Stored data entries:
++++++
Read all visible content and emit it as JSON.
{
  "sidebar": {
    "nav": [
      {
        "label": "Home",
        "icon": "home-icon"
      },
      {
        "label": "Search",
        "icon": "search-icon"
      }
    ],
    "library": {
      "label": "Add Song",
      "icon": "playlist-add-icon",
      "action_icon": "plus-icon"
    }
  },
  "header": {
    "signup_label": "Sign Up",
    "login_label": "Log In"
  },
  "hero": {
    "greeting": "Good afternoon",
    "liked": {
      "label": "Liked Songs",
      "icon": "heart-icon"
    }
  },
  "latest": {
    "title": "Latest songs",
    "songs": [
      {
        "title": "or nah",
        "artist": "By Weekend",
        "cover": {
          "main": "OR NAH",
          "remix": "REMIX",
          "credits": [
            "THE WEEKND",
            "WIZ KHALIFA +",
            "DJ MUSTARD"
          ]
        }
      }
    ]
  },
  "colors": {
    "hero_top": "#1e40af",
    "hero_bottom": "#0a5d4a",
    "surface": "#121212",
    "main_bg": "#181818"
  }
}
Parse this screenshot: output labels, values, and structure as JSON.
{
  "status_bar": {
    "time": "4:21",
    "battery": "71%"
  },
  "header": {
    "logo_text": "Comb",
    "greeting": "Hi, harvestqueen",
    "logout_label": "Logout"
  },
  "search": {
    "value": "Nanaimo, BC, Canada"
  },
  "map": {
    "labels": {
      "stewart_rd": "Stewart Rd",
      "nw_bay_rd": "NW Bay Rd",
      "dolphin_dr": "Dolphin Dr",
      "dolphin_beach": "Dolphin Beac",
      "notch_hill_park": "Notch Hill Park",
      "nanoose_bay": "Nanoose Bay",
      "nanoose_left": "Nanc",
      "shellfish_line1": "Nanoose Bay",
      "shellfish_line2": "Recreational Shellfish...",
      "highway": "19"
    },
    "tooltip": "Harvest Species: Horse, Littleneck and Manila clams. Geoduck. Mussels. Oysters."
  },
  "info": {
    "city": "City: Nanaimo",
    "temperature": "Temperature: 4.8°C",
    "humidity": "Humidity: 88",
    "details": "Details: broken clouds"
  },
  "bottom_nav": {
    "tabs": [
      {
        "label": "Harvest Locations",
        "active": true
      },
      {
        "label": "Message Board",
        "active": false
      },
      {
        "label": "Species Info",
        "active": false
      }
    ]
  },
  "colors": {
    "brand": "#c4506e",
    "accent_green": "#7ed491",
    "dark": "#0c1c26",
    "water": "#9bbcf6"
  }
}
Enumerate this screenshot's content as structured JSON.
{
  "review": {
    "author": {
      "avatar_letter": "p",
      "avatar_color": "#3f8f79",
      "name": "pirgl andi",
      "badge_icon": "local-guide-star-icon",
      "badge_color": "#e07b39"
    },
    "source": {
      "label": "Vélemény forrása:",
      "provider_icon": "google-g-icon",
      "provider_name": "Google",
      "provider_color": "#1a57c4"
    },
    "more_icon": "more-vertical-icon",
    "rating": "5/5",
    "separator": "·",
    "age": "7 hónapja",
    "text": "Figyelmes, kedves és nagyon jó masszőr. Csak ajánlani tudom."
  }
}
++++++
Look through the lines above and collect those with the word "JSON".

Read all visible content and emit it as JSON.
Parse this screenshot: output labels, values, and structure as JSON.
Enumerate this screenshot's content as structured JSON.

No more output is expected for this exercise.